■ **Your objective**
Set each entry down verbatim, omitting images.

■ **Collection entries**
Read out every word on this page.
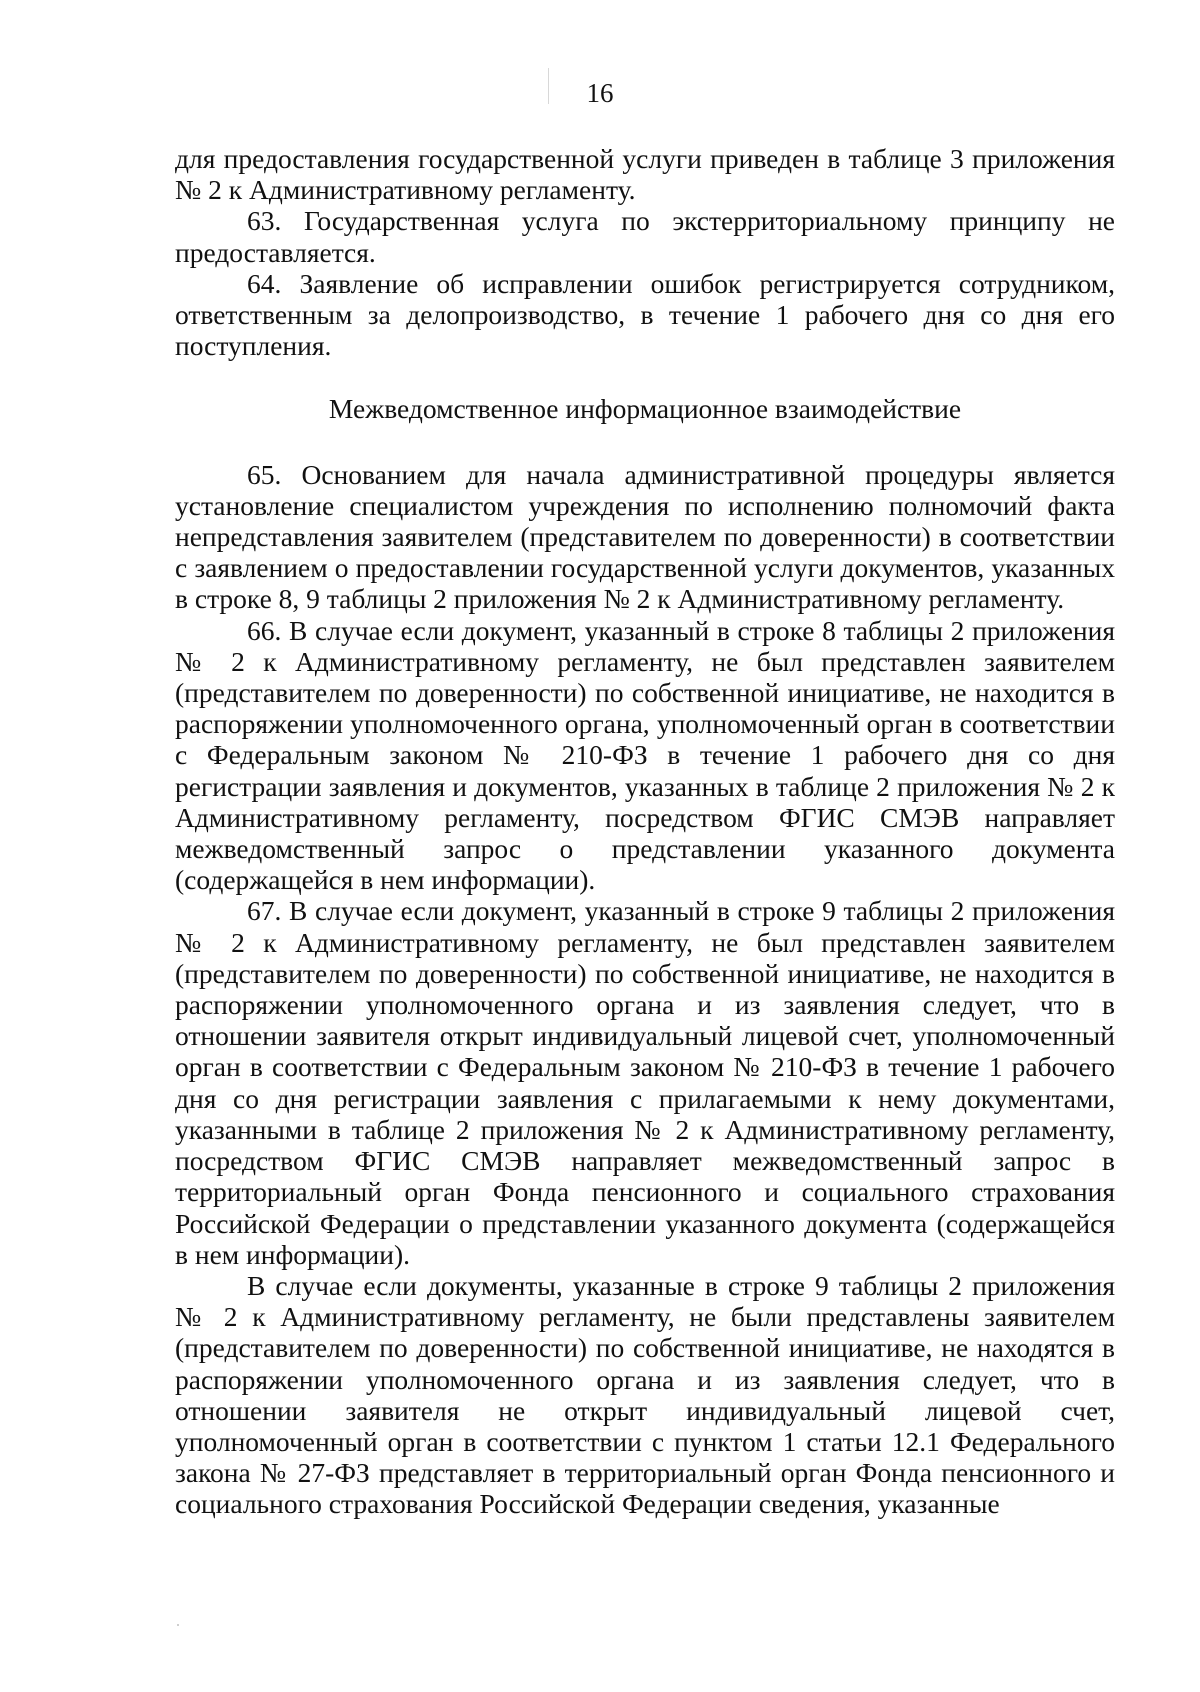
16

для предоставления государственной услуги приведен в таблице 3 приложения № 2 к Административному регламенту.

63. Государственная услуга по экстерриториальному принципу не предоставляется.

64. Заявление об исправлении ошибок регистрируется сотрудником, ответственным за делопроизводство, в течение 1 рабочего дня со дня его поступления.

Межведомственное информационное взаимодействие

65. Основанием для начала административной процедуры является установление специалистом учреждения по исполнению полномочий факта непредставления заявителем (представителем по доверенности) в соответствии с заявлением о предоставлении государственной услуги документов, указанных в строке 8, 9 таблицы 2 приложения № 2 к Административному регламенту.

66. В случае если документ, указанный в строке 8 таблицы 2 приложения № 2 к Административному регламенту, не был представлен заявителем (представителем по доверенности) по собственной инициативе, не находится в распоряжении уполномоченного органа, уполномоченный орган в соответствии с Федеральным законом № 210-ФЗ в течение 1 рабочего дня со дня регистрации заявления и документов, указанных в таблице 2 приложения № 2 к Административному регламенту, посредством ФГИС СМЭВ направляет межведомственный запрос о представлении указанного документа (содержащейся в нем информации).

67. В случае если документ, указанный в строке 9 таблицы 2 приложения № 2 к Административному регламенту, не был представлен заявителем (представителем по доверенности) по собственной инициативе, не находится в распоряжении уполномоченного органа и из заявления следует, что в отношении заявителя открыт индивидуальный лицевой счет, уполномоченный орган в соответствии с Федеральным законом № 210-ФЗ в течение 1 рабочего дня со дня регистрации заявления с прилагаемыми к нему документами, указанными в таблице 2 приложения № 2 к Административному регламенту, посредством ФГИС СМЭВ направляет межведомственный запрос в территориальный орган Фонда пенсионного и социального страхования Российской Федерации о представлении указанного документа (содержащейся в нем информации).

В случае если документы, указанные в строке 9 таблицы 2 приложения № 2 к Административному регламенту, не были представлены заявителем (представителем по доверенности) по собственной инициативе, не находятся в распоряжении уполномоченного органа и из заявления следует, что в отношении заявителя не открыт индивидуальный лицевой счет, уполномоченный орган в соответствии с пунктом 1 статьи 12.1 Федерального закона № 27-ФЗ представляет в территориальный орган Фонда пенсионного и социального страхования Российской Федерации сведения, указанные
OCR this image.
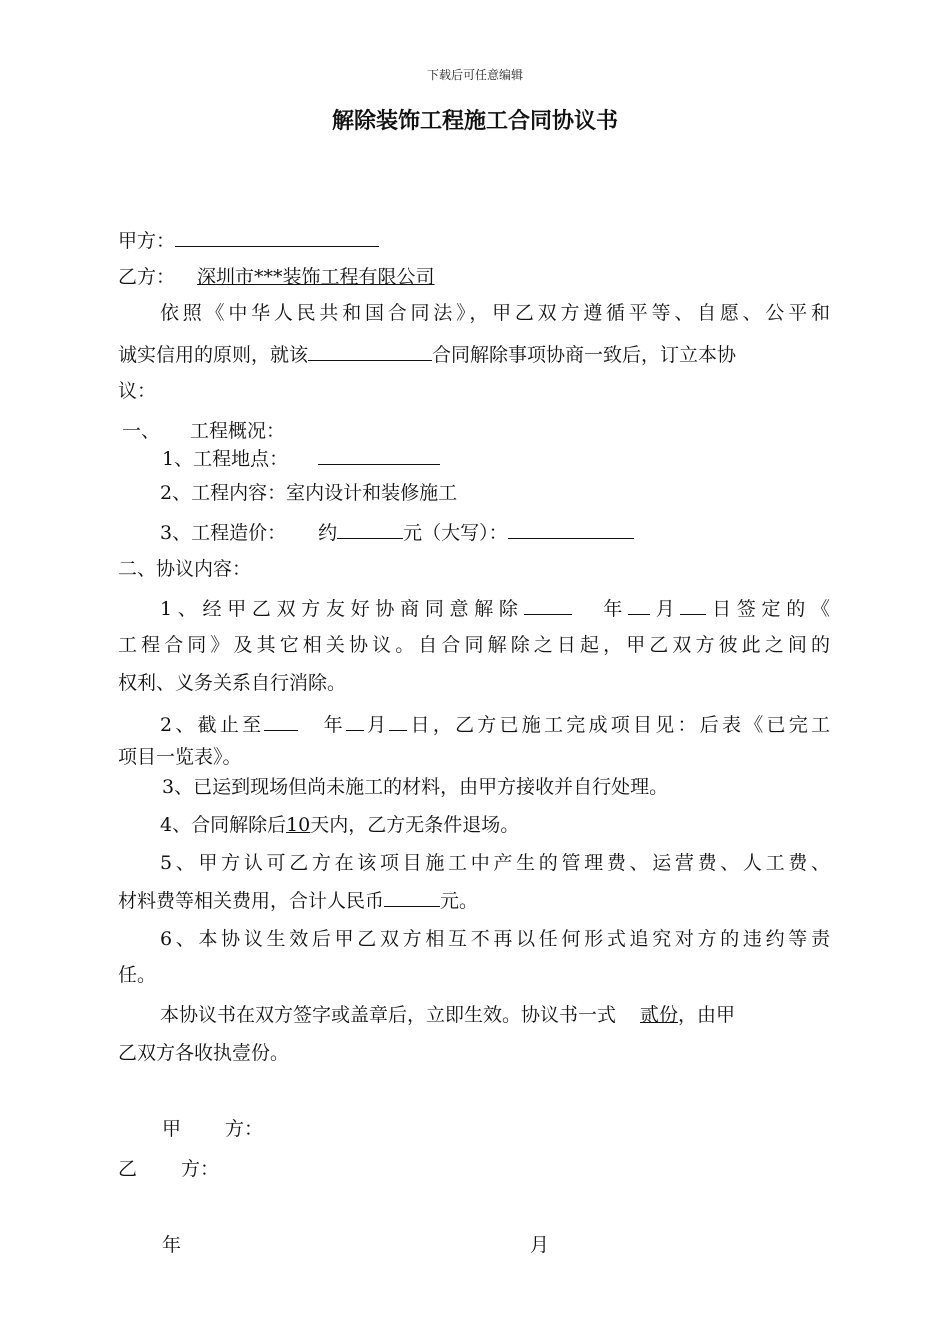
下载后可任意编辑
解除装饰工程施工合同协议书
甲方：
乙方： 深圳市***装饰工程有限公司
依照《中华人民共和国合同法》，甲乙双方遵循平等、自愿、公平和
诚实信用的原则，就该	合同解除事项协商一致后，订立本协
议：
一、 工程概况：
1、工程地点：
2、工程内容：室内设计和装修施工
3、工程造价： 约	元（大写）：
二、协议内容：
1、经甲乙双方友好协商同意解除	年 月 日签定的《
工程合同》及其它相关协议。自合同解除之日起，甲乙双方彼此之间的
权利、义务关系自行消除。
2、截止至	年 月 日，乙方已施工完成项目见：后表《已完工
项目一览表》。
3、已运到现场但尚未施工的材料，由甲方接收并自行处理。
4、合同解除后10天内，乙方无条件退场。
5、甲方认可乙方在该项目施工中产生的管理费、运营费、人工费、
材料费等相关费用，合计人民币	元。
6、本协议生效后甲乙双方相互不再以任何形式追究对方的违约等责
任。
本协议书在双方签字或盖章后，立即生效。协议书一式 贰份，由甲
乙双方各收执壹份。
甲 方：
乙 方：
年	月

■ **Solution to this exercise**
Read out every word on this page.
16

для предоставления государственной услуги приведен в таблице 3 приложения № 2 к Административному регламенту.

63. Государственная услуга по экстерриториальному принципу не предоставляется.

64. Заявление об исправлении ошибок регистрируется сотрудником, ответственным за делопроизводство, в течение 1 рабочего дня со дня его поступления.

Межведомственное информационное взаимодействие

65. Основанием для начала административной процедуры является установление специалистом учреждения по исполнению полномочий факта непредставления заявителем (представителем по доверенности) в соответствии с заявлением о предоставлении государственной услуги документов, указанных в строке 8, 9 таблицы 2 приложения № 2 к Административному регламенту.

66. В случае если документ, указанный в строке 8 таблицы 2 приложения № 2 к Административному регламенту, не был представлен заявителем (представителем по доверенности) по собственной инициативе, не находится в распоряжении уполномоченного органа, уполномоченный орган в соответствии с Федеральным законом № 210-ФЗ в течение 1 рабочего дня со дня регистрации заявления и документов, указанных в таблице 2 приложения № 2 к Административному регламенту, посредством ФГИС СМЭВ направляет межведомственный запрос о представлении указанного документа (содержащейся в нем информации).

67. В случае если документ, указанный в строке 9 таблицы 2 приложения № 2 к Административному регламенту, не был представлен заявителем (представителем по доверенности) по собственной инициативе, не находится в распоряжении уполномоченного органа и из заявления следует, что в отношении заявителя открыт индивидуальный лицевой счет, уполномоченный орган в соответствии с Федеральным законом № 210-ФЗ в течение 1 рабочего дня со дня регистрации заявления с прилагаемыми к нему документами, указанными в таблице 2 приложения № 2 к Административному регламенту, посредством ФГИС СМЭВ направляет межведомственный запрос в территориальный орган Фонда пенсионного и социального страхования Российской Федерации о представлении указанного документа (содержащейся в нем информации).

В случае если документы, указанные в строке 9 таблицы 2 приложения № 2 к Административному регламенту, не были представлены заявителем (представителем по доверенности) по собственной инициативе, не находятся в распоряжении уполномоченного органа и из заявления следует, что в отношении заявителя не открыт индивидуальный лицевой счет, уполномоченный орган в соответствии с пунктом 1 статьи 12.1 Федерального закона № 27-ФЗ представляет в территориальный орган Фонда пенсионного и социального страхования Российской Федерации сведения, указанные
OCR this image.
下载后可任意编辑
解除装饰工程施工合同协议书
甲方：
乙方： 深圳市***装饰工程有限公司
依照《中华人民共和国合同法》，甲乙双方遵循平等、自愿、公平和
诚实信用的原则，就该	合同解除事项协商一致后，订立本协
议：
一、 工程概况：
1、工程地点：
2、工程内容：室内设计和装修施工
3、工程造价： 约	元（大写）：
二、协议内容：
1、经甲乙双方友好协商同意解除	年 月 日签定的《
工程合同》及其它相关协议。自合同解除之日起，甲乙双方彼此之间的
权利、义务关系自行消除。
2、截止至	年 月 日，乙方已施工完成项目见：后表《已完工
项目一览表》。
3、已运到现场但尚未施工的材料，由甲方接收并自行处理。
4、合同解除后10天内，乙方无条件退场。
5、甲方认可乙方在该项目施工中产生的管理费、运营费、人工费、
材料费等相关费用，合计人民币	元。
6、本协议生效后甲乙双方相互不再以任何形式追究对方的违约等责
任。
本协议书在双方签字或盖章后，立即生效。协议书一式 贰份，由甲
乙双方各收执壹份。
甲 方：
乙 方：
年	月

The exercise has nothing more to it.